## Written instruction
Pull out each line of the data that includes the word "name".

## Provided entries
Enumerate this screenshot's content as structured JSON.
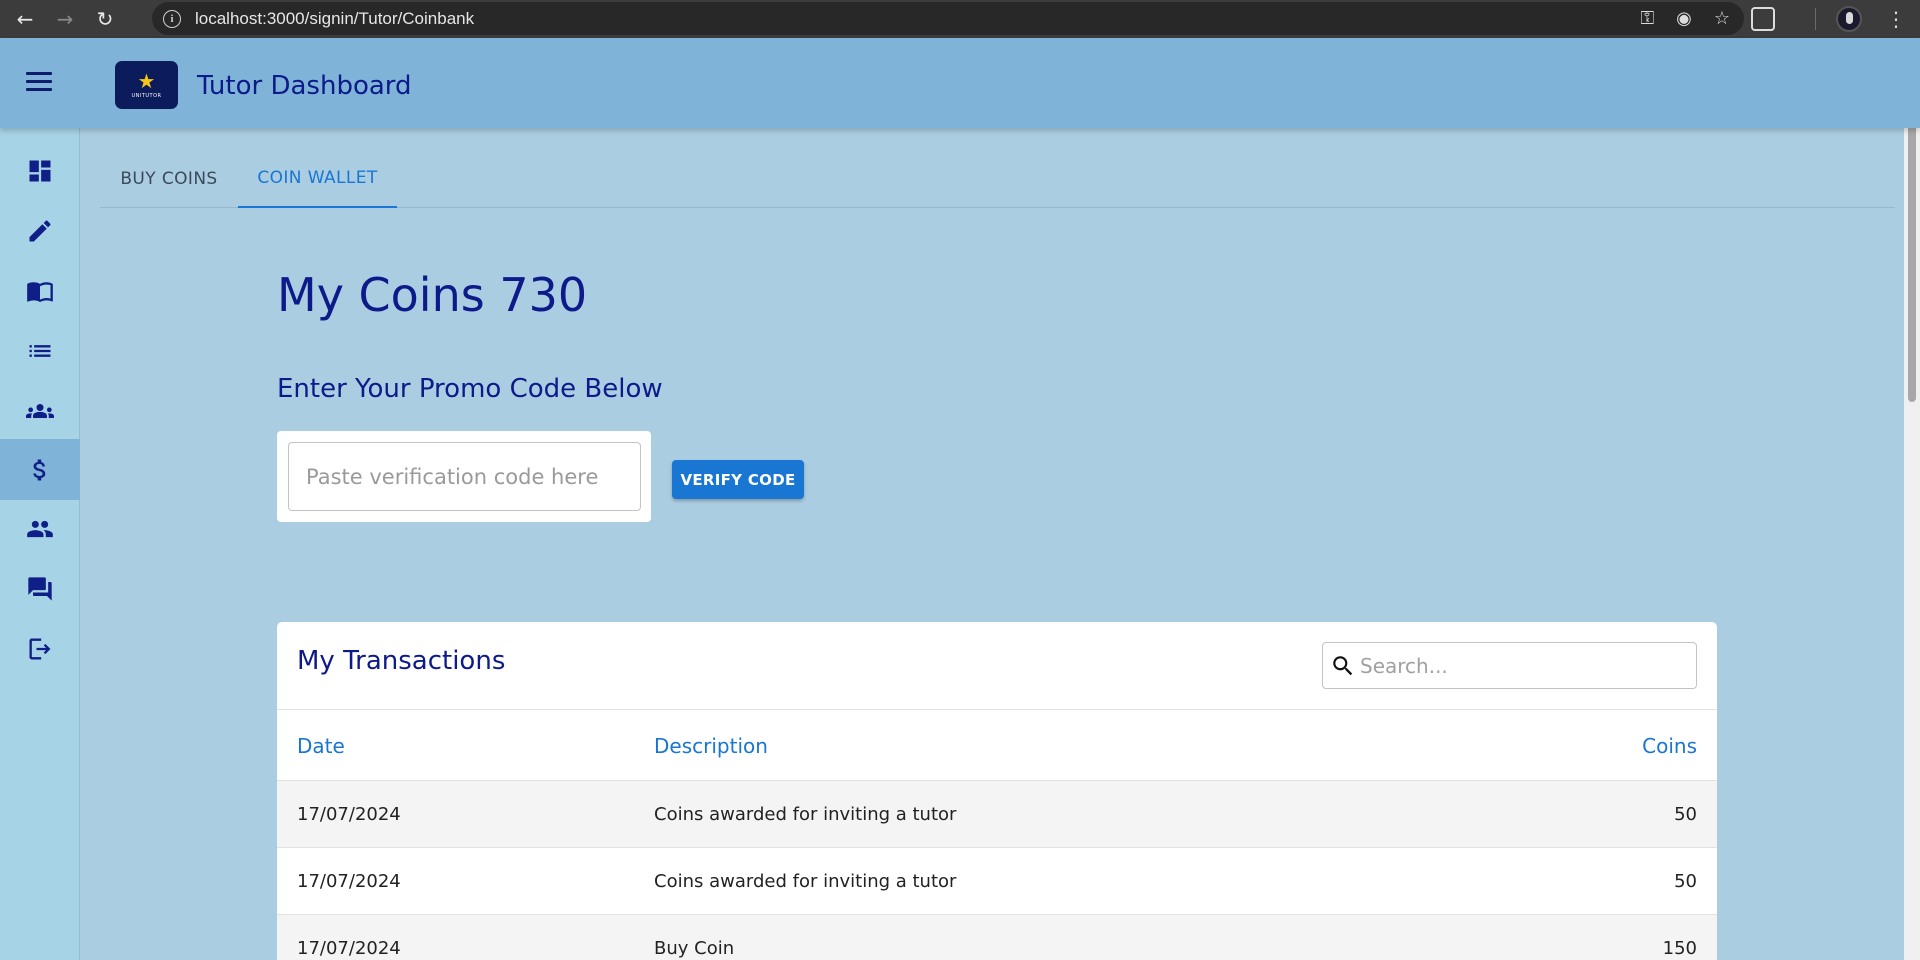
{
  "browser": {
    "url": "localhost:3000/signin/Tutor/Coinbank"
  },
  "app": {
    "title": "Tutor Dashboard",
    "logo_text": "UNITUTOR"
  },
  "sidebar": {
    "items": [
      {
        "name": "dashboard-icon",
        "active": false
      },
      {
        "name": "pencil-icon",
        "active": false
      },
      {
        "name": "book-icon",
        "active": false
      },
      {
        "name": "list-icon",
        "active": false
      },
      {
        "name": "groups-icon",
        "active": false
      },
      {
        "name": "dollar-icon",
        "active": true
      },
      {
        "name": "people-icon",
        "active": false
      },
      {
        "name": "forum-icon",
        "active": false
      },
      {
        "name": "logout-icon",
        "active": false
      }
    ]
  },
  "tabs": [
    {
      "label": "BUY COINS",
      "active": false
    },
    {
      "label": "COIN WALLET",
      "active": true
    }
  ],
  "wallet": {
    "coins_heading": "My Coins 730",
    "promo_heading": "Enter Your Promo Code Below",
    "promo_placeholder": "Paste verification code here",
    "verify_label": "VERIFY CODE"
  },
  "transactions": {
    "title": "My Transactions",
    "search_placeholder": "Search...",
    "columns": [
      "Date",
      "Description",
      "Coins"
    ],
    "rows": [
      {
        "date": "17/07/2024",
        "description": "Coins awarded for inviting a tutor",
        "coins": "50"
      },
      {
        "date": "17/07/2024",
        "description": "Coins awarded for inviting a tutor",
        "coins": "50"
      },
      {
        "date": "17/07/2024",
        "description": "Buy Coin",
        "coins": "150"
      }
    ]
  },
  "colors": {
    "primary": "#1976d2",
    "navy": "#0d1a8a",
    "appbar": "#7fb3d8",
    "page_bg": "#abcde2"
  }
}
---
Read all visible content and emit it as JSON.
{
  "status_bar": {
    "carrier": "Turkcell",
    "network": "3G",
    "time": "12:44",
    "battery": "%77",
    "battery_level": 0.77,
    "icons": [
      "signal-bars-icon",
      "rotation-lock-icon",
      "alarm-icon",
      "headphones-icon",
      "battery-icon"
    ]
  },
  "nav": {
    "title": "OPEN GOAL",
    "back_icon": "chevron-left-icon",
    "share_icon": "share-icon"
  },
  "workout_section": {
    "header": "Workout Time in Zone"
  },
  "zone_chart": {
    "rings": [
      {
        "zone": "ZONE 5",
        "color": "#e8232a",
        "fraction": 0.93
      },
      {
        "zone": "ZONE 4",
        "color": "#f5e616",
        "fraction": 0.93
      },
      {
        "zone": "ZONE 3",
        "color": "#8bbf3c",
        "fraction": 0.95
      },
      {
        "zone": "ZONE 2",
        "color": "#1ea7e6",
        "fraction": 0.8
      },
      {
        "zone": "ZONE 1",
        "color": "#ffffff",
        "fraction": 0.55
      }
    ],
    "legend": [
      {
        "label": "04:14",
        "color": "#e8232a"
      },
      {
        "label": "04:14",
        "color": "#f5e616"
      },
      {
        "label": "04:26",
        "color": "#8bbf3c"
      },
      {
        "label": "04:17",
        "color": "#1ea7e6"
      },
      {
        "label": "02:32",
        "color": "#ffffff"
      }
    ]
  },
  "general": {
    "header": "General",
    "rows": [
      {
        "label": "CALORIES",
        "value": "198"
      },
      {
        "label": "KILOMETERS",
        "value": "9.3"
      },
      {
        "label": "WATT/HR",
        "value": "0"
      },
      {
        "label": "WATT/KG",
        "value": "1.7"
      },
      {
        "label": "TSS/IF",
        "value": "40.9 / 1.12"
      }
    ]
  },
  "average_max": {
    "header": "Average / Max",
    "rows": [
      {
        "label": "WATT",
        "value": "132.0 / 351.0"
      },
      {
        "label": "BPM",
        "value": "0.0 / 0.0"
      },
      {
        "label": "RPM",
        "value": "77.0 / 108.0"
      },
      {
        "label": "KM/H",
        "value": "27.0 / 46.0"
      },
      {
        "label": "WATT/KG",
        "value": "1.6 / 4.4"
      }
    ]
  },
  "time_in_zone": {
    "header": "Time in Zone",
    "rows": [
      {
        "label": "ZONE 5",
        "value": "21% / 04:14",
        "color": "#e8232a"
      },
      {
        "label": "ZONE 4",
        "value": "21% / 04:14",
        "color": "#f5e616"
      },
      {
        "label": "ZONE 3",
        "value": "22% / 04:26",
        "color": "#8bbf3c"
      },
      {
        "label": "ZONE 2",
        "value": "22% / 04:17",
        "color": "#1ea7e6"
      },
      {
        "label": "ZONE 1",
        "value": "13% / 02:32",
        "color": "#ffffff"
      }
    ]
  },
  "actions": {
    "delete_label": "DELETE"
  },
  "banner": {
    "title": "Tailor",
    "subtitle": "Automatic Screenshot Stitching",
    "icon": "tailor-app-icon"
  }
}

## Finished answer
        "name": "dashboard-icon",
        "name": "pencil-icon",
        "name": "book-icon",
        "name": "list-icon",
        "name": "groups-icon",
        "name": "dollar-icon",
        "name": "people-icon",
        "name": "forum-icon",
        "name": "logout-icon",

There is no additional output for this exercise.